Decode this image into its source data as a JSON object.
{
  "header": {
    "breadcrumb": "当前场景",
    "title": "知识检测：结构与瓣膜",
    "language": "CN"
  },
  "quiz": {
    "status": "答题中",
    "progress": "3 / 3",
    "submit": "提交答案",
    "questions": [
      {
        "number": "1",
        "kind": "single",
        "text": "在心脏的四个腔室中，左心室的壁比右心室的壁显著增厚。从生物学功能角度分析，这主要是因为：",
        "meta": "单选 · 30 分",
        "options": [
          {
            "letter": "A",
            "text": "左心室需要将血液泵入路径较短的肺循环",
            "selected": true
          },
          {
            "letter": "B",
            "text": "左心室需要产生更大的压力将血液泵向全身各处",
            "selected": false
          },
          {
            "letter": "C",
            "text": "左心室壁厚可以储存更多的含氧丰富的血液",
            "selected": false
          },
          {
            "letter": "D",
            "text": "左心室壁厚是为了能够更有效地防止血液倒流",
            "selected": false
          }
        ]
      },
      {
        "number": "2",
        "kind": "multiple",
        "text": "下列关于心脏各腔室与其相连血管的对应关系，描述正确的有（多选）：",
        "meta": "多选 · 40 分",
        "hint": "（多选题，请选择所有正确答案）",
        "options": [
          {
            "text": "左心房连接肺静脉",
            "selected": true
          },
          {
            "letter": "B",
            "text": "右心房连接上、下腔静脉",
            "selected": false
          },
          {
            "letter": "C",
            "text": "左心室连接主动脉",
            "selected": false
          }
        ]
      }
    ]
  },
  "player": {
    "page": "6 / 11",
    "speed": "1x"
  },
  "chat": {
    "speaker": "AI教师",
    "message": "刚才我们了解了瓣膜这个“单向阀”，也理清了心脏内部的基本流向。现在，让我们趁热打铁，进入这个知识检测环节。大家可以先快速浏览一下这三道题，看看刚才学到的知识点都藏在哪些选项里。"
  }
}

..........

Stated task: Write out all the entries exactly.

The output:
Decode this image into its source data as a JSON object.
{
  "header": {
    "breadcrumb": "当前场景",
    "title": "知识检测：结构与瓣膜",
    "language": "CN"
  },
  "quiz": {
    "status": "答题中",
    "progress": "3 / 3",
    "submit": "提交答案",
    "questions": [
      {
        "number": "1",
        "kind": "single",
        "text": "在心脏的四个腔室中，左心室的壁比右心室的壁显著增厚。从生物学功能角度分析，这主要是因为：",
        "meta": "单选 · 30 分",
        "options": [
          {
            "letter": "A",
            "text": "左心室需要将血液泵入路径较短的肺循环",
            "selected": true
          },
          {
            "letter": "B",
            "text": "左心室需要产生更大的压力将血液泵向全身各处",
            "selected": false
          },
          {
            "letter": "C",
            "text": "左心室壁厚可以储存更多的含氧丰富的血液",
            "selected": false
          },
          {
            "letter": "D",
            "text": "左心室壁厚是为了能够更有效地防止血液倒流",
            "selected": false
          }
        ]
      },
      {
        "number": "2",
        "kind": "multiple",
        "text": "下列关于心脏各腔室与其相连血管的对应关系，描述正确的有（多选）：",
        "meta": "多选 · 40 分",
        "hint": "（多选题，请选择所有正确答案）",
        "options": [
          {
            "text": "左心房连接肺静脉",
            "selected": true
          },
          {
            "letter": "B",
            "text": "右心房连接上、下腔静脉",
            "selected": false
          },
          {
            "letter": "C",
            "text": "左心室连接主动脉",
            "selected": false
          }
        ]
      }
    ]
  },
  "player": {
    "page": "6 / 11",
    "speed": "1x"
  },
  "chat": {
    "speaker": "AI教师",
    "message": "刚才我们了解了瓣膜这个“单向阀”，也理清了心脏内部的基本流向。现在，让我们趁热打铁，进入这个知识检测环节。大家可以先快速浏览一下这三道题，看看刚才学到的知识点都藏在哪些选项里。"
  }
}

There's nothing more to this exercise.